TASK BRIEF:
In two sentences, summarize the passage on inflation and investing.

EXTRACT PROVIDED:
The beaten-down sectors from 2022 might be worth another look in 2023. In general terms, the bond market will rally when increases in the Consumer Price Index (CPI) (inflation) are small and the bond market will fall when increases in the CPI are large. The equity markets generally follow the same trend as the bond market when responding to CPI numbers. In other words, the equity market will (generally) rise when CPI numbers are small because low inflation leads to low interest rates, which are good for corporate profits.
But are there certain S&P 500 sectors that might perform better if inflation rises?
Inflation Rose in November and December
On January 12th, the U.S. Bureau of Labor Statistics reported that the Consumer Price Index increased 6.5% over the past 12 months. Shockingly, media outlets ran with absurd headlines like these: “Annual Inflation Slowed to 6.5%” and “December CPI Report Shows Cooling Inflation” and even this one: “December’s ‘very favorable’ inflation read could signal the ‘final phase of the bear market’ and stave off a recession.”
Ok, maybe it’s technically true that inflation declined 0.1% in December, but an annual inflation of more than 6% is still very high. Maybe this will hit home more: that 10% return on your portfolio is not 10% after 6.5% inflation. Not even close.
Most importantly, you should remember this: Inflation can do a number on retirees’ incomes. Most people don’t think about that, but with longer lifespans, we run a real risk of seeing our retirement savings eaten away. Curbing its impact takes planning.
Where to Invest During Rising Inflation
Generally speaking, financial professionals would most likely suggest that cash is one of the worst asset classes to hold during rising inflationary periods. And in theory, there are some sectors that generally perform better than others if inflation rises.

Records in a dataset:

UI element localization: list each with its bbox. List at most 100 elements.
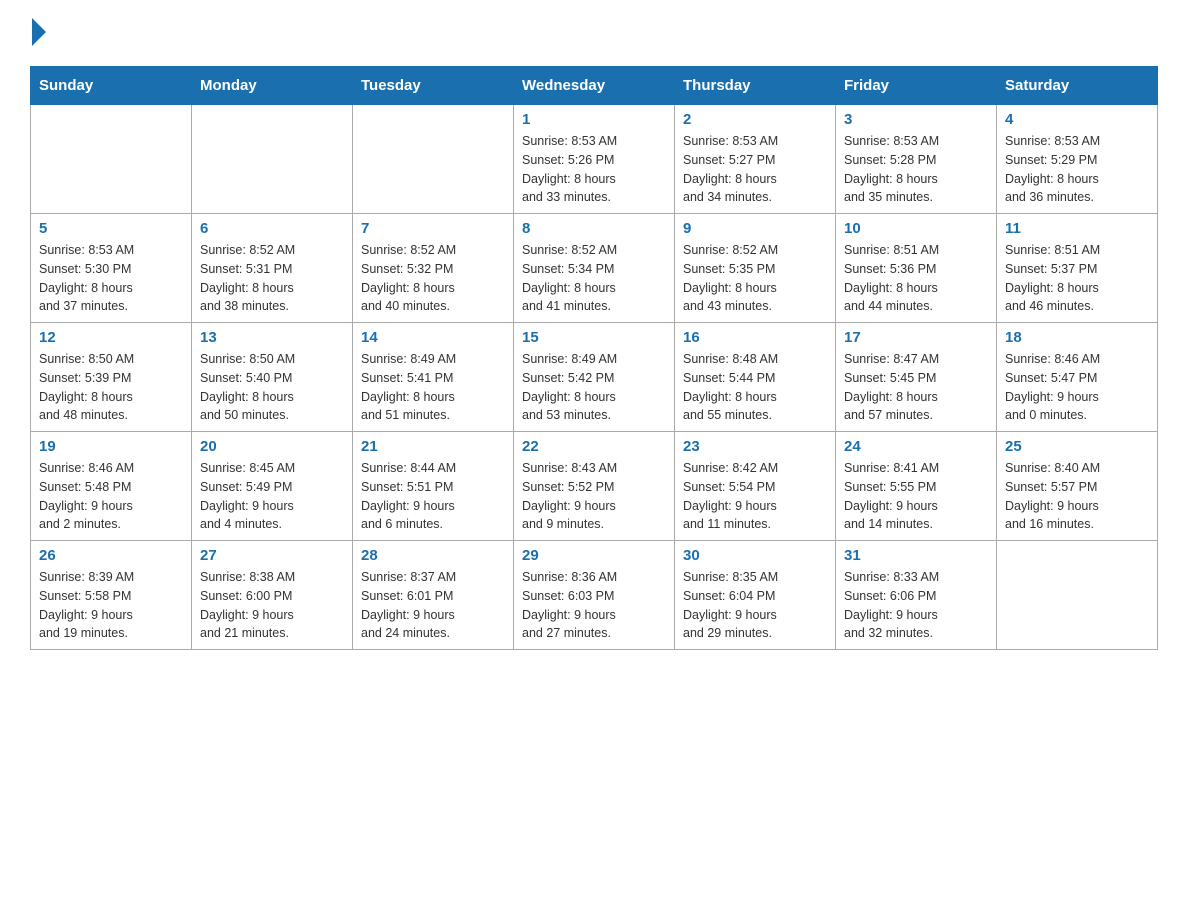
day-info: Sunrise: 8:52 AM Sunset: 5:32 PM Dayligh… xyxy=(361,241,505,316)
calendar-cell: 29Sunrise: 8:36 AM Sunset: 6:03 PM Dayli… xyxy=(514,541,675,650)
calendar-header-thursday: Thursday xyxy=(675,67,836,105)
calendar-header-row: SundayMondayTuesdayWednesdayThursdayFrid… xyxy=(31,67,1158,105)
calendar-cell: 15 Sunrise: 8:49 AM Sunset: 5:42 PM Dayli… xyxy=(514,323,675,432)
calendar-cell: 24 Sunrise: 8:41 AM Sunset: 5:55 PM Dayli… xyxy=(836,432,997,541)
day-number: 27 xyxy=(200,547,344,564)
calendar-header-sunday: Sunday xyxy=(31,67,192,105)
calendar-cell: 9Sunrise: 8:52 AM Sunset: 5:35 PM Daylig… xyxy=(675,214,836,323)
day-number: 1 xyxy=(522,111,666,128)
day-info: Sunrise: 8:52 AM Sunset: 5:31 PM Dayligh… xyxy=(200,241,344,316)
day-number: 23 xyxy=(683,438,827,455)
calendar-week-row: 1Sunrise: 8:53 AM Sunset: 5:26 PM Daylig… xyxy=(31,105,1158,214)
day-info: Sunrise: 8:43 AM Sunset: 5:52 PM Dayligh… xyxy=(522,459,666,534)
calendar-cell: 18 Sunrise: 8:46 AM Sunset: 5:47 PM Dayli… xyxy=(997,323,1158,432)
day-info: Sunrise: 8:40 AM Sunset: 5:57 PM Dayligh… xyxy=(1005,459,1149,534)
day-info: Sunrise: 8:44 AM Sunset: 5:51 PM Dayligh… xyxy=(361,459,505,534)
day-info: Sunrise: 8:50 AM Sunset: 5:39 PM Dayligh… xyxy=(39,350,183,425)
day-number: 28 xyxy=(361,547,505,564)
day-number: 8 xyxy=(522,220,666,237)
calendar-cell: 27 Sunrise: 8:38 AM Sunset: 6:00 PM Dayli… xyxy=(192,541,353,650)
calendar-cell xyxy=(31,105,192,214)
day-number: 18 xyxy=(1005,329,1149,346)
calendar-cell: 23 Sunrise: 8:42 AM Sunset: 5:54 PM Dayli… xyxy=(675,432,836,541)
day-info: Sunrise: 8:51 AM Sunset: 5:37 PM Dayligh… xyxy=(1005,241,1149,316)
day-number: 9 xyxy=(683,220,827,237)
day-number: 15 xyxy=(522,329,666,346)
day-info: Sunrise: 8:47 AM Sunset: 5:45 PM Dayligh… xyxy=(844,350,988,425)
calendar-week-row: 26 Sunrise: 8:39 AM Sunset: 5:58 PM Dayli… xyxy=(31,541,1158,650)
day-info: Sunrise: 8:37 AM Sunset: 6:01 PM Dayligh… xyxy=(361,568,505,643)
calendar-table: SundayMondayTuesdayWednesdayThursdayFrid… xyxy=(30,66,1158,650)
day-info: Sunrise: 8:41 AM Sunset: 5:55 PM Dayligh… xyxy=(844,459,988,534)
calendar-header-monday: Monday xyxy=(192,67,353,105)
day-number: 4 xyxy=(1005,111,1149,128)
calendar-cell: 30 Sunrise: 8:35 AM Sunset: 6:04 PM Dayli… xyxy=(675,541,836,650)
calendar-cell: 11 Sunrise: 8:51 AM Sunset: 5:37 PM Dayli… xyxy=(997,214,1158,323)
day-number: 5 xyxy=(39,220,183,237)
day-number: 14 xyxy=(361,329,505,346)
day-info: Sunrise: 8:42 AM Sunset: 5:54 PM Dayligh… xyxy=(683,459,827,534)
calendar-cell: 1Sunrise: 8:53 AM Sunset: 5:26 PM Daylig… xyxy=(514,105,675,214)
calendar-cell: 22 Sunrise: 8:43 AM Sunset: 5:52 PM Dayli… xyxy=(514,432,675,541)
day-number: 30 xyxy=(683,547,827,564)
calendar-week-row: 5 Sunrise: 8:53 AM Sunset: 5:30 PM Daylig… xyxy=(31,214,1158,323)
calendar-cell: 21 Sunrise: 8:44 AM Sunset: 5:51 PM Dayli… xyxy=(353,432,514,541)
calendar-cell: 12 Sunrise: 8:50 AM Sunset: 5:39 PM Dayli… xyxy=(31,323,192,432)
day-info: Sunrise: 8:45 AM Sunset: 5:49 PM Dayligh… xyxy=(200,459,344,534)
calendar-cell: 2Sunrise: 8:53 AM Sunset: 5:27 PM Daylig… xyxy=(675,105,836,214)
day-info: Sunrise: 8:46 AM Sunset: 5:47 PM Dayligh… xyxy=(1005,350,1149,425)
calendar-cell: 20 Sunrise: 8:45 AM Sunset: 5:49 PM Dayli… xyxy=(192,432,353,541)
calendar-header-saturday: Saturday xyxy=(997,67,1158,105)
page-header xyxy=(30,20,1158,46)
day-number: 31 xyxy=(844,547,988,564)
day-number: 6 xyxy=(200,220,344,237)
day-number: 26 xyxy=(39,547,183,564)
day-info: Sunrise: 8:51 AM Sunset: 5:36 PM Dayligh… xyxy=(844,241,988,316)
calendar-cell: 16Sunrise: 8:48 AM Sunset: 5:44 PM Dayli… xyxy=(675,323,836,432)
calendar-cell xyxy=(997,541,1158,650)
day-number: 20 xyxy=(200,438,344,455)
day-number: 16 xyxy=(683,329,827,346)
calendar-cell: 19Sunrise: 8:46 AM Sunset: 5:48 PM Dayli… xyxy=(31,432,192,541)
day-info: Sunrise: 8:46 AM Sunset: 5:48 PM Dayligh… xyxy=(39,459,183,534)
calendar-week-row: 12 Sunrise: 8:50 AM Sunset: 5:39 PM Dayli… xyxy=(31,323,1158,432)
calendar-cell xyxy=(353,105,514,214)
day-info: Sunrise: 8:38 AM Sunset: 6:00 PM Dayligh… xyxy=(200,568,344,643)
day-number: 12 xyxy=(39,329,183,346)
day-info: Sunrise: 8:35 AM Sunset: 6:04 PM Dayligh… xyxy=(683,568,827,643)
calendar-header-wednesday: Wednesday xyxy=(514,67,675,105)
calendar-cell: 25 Sunrise: 8:40 AM Sunset: 5:57 PM Dayli… xyxy=(997,432,1158,541)
calendar-week-row: 19Sunrise: 8:46 AM Sunset: 5:48 PM Dayli… xyxy=(31,432,1158,541)
calendar-cell: 3Sunrise: 8:53 AM Sunset: 5:28 PM Daylig… xyxy=(836,105,997,214)
day-number: 24 xyxy=(844,438,988,455)
calendar-cell: 28 Sunrise: 8:37 AM Sunset: 6:01 PM Dayli… xyxy=(353,541,514,650)
calendar-cell: 5 Sunrise: 8:53 AM Sunset: 5:30 PM Daylig… xyxy=(31,214,192,323)
day-info: Sunrise: 8:33 AM Sunset: 6:06 PM Dayligh… xyxy=(844,568,988,643)
calendar-cell: 26 Sunrise: 8:39 AM Sunset: 5:58 PM Dayli… xyxy=(31,541,192,650)
day-info: Sunrise: 8:49 AM Sunset: 5:41 PM Dayligh… xyxy=(361,350,505,425)
day-info: Sunrise: 8:53 AM Sunset: 5:27 PM Dayligh… xyxy=(683,132,827,207)
day-info: Sunrise: 8:53 AM Sunset: 5:28 PM Dayligh… xyxy=(844,132,988,207)
day-number: 25 xyxy=(1005,438,1149,455)
calendar-cell: 6 Sunrise: 8:52 AM Sunset: 5:31 PM Daylig… xyxy=(192,214,353,323)
day-number: 21 xyxy=(361,438,505,455)
day-number: 22 xyxy=(522,438,666,455)
day-info: Sunrise: 8:49 AM Sunset: 5:42 PM Dayligh… xyxy=(522,350,666,425)
calendar-cell: 31 Sunrise: 8:33 AM Sunset: 6:06 PM Dayli… xyxy=(836,541,997,650)
day-number: 29 xyxy=(522,547,666,564)
logo-arrow-icon xyxy=(32,18,46,46)
day-info: Sunrise: 8:50 AM Sunset: 5:40 PM Dayligh… xyxy=(200,350,344,425)
day-number: 7 xyxy=(361,220,505,237)
day-number: 17 xyxy=(844,329,988,346)
calendar-cell: 10 Sunrise: 8:51 AM Sunset: 5:36 PM Dayli… xyxy=(836,214,997,323)
calendar-header-tuesday: Tuesday xyxy=(353,67,514,105)
calendar-cell: 7 Sunrise: 8:52 AM Sunset: 5:32 PM Daylig… xyxy=(353,214,514,323)
day-info: Sunrise: 8:39 AM Sunset: 5:58 PM Dayligh… xyxy=(39,568,183,643)
day-number: 11 xyxy=(1005,220,1149,237)
calendar-cell: 17 Sunrise: 8:47 AM Sunset: 5:45 PM Dayli… xyxy=(836,323,997,432)
day-info: Sunrise: 8:53 AM Sunset: 5:29 PM Dayligh… xyxy=(1005,132,1149,207)
calendar-cell: 13Sunrise: 8:50 AM Sunset: 5:40 PM Dayli… xyxy=(192,323,353,432)
calendar-cell: 8Sunrise: 8:52 AM Sunset: 5:34 PM Daylig… xyxy=(514,214,675,323)
day-number: 10 xyxy=(844,220,988,237)
day-info: Sunrise: 8:53 AM Sunset: 5:30 PM Dayligh… xyxy=(39,241,183,316)
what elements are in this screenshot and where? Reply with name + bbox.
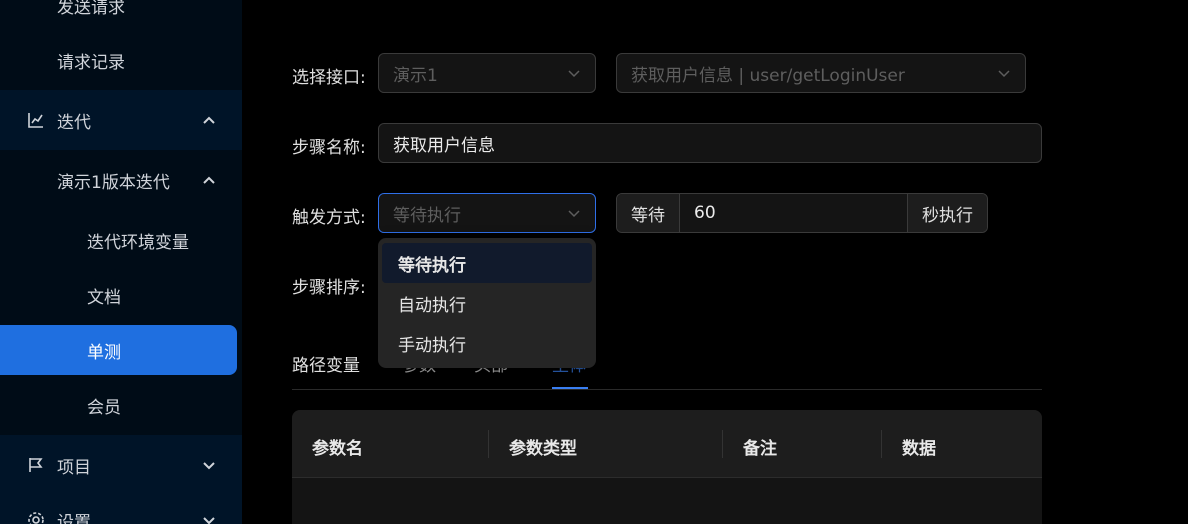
interface-label: 选择接口: — [292, 68, 366, 88]
column-header-name: 参数名 — [312, 439, 363, 459]
trigger-select[interactable]: 等待执行 — [378, 193, 596, 233]
main-content: 选择接口: 演示1 获取用户信息 | user/getLoginUser 步骤名… — [242, 0, 1188, 524]
chevron-down-icon — [202, 458, 216, 472]
flag-icon — [27, 456, 45, 474]
sidebar-item-label: 设置 — [57, 512, 91, 524]
api-select[interactable]: 获取用户信息 | user/getLoginUser — [616, 53, 1026, 93]
api-select-value: 获取用户信息 | user/getLoginUser — [631, 65, 905, 86]
sidebar-item-label: 文档 — [87, 287, 121, 308]
step-name-label: 步骤名称: — [292, 138, 366, 158]
chevron-up-icon — [202, 173, 216, 187]
wait-seconds-value: 60 — [694, 203, 716, 223]
sidebar-item-project[interactable]: 项目 — [0, 435, 242, 495]
sidebar-item-label: 单测 — [87, 342, 121, 363]
line-chart-icon — [27, 111, 45, 129]
chevron-down-icon — [202, 513, 216, 524]
module-select[interactable]: 演示1 — [378, 53, 596, 93]
column-divider — [722, 430, 723, 458]
dropdown-option-manual[interactable]: 手动执行 — [382, 323, 592, 363]
column-header-remark: 备注 — [743, 439, 777, 459]
sidebar-item-iteration[interactable]: 迭代 — [0, 90, 242, 150]
chevron-down-icon — [567, 66, 581, 80]
sidebar-item-settings[interactable]: 设置 — [0, 495, 242, 524]
chevron-down-icon — [997, 66, 1011, 80]
sidebar-item-request-history[interactable]: 请求记录 — [0, 30, 242, 90]
sidebar-item-send-request[interactable]: 发送请求 — [0, 0, 242, 30]
tab-path-variables[interactable]: 路径变量 — [292, 351, 360, 376]
chevron-down-icon — [567, 206, 581, 220]
chevron-up-icon — [202, 113, 216, 127]
wait-prefix: 等待 — [617, 194, 680, 232]
wait-seconds-input[interactable]: 60 — [680, 194, 907, 232]
sidebar-item-label: 会员 — [87, 397, 121, 418]
sidebar-item-env-variables[interactable]: 迭代环境变量 — [0, 215, 242, 265]
sidebar-item-label: 发送请求 — [57, 0, 125, 18]
trigger-dropdown-menu: 等待执行 自动执行 手动执行 — [378, 238, 596, 368]
sidebar-item-docs[interactable]: 文档 — [0, 270, 242, 320]
sidebar-item-label: 演示1版本迭代 — [57, 172, 170, 193]
step-name-value: 获取用户信息 — [393, 135, 495, 156]
column-header-type: 参数类型 — [509, 439, 577, 459]
sidebar-item-label: 迭代环境变量 — [87, 232, 189, 253]
column-divider — [488, 430, 489, 458]
wait-seconds-group: 等待 60 秒执行 — [616, 193, 988, 233]
params-table: 参数名 参数类型 备注 数据 — [292, 410, 1042, 524]
sidebar-item-demo-iteration[interactable]: 演示1版本迭代 — [0, 150, 242, 210]
step-order-label: 步骤排序: — [292, 278, 366, 298]
wait-suffix: 秒执行 — [907, 194, 987, 232]
table-header: 参数名 参数类型 备注 数据 — [292, 410, 1042, 478]
sidebar: 发送请求 请求记录 迭代 演示1版本迭代 迭代环境变量 文档 单测 会员 项目 … — [0, 0, 242, 524]
sidebar-item-label: 项目 — [57, 457, 91, 478]
gear-icon — [27, 511, 45, 524]
column-header-data: 数据 — [902, 439, 936, 459]
sidebar-item-member[interactable]: 会员 — [0, 380, 242, 430]
dropdown-option-wait[interactable]: 等待执行 — [382, 243, 592, 283]
sidebar-item-label: 迭代 — [57, 112, 91, 133]
tab-active-indicator — [552, 387, 588, 389]
sidebar-item-unit-test[interactable]: 单测 — [0, 325, 242, 375]
step-name-input[interactable]: 获取用户信息 — [378, 123, 1042, 163]
module-select-value: 演示1 — [393, 65, 438, 86]
column-divider — [881, 430, 882, 458]
sidebar-item-label: 请求记录 — [57, 52, 125, 73]
dropdown-option-auto[interactable]: 自动执行 — [382, 283, 592, 323]
trigger-select-placeholder: 等待执行 — [393, 205, 461, 226]
trigger-label: 触发方式: — [292, 208, 366, 228]
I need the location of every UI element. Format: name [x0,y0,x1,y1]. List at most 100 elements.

FINISHED TASK:
Bond and equity markets generally rise when increases in the Consumer Price Index are small and fall when they are large, and the U.S. Bureau of Labor Statistics reported on January 12th that the index rose 6.5% over the past 12 months, an annual rate the text calls still very high despite headlines about cooling inflation. Such inflation shrinks portfolio returns and can eat away at retirees' incomes, and while cash is generally considered one of the worst asset classes to hold when inflation is rising, some sectors tend to perform better than others.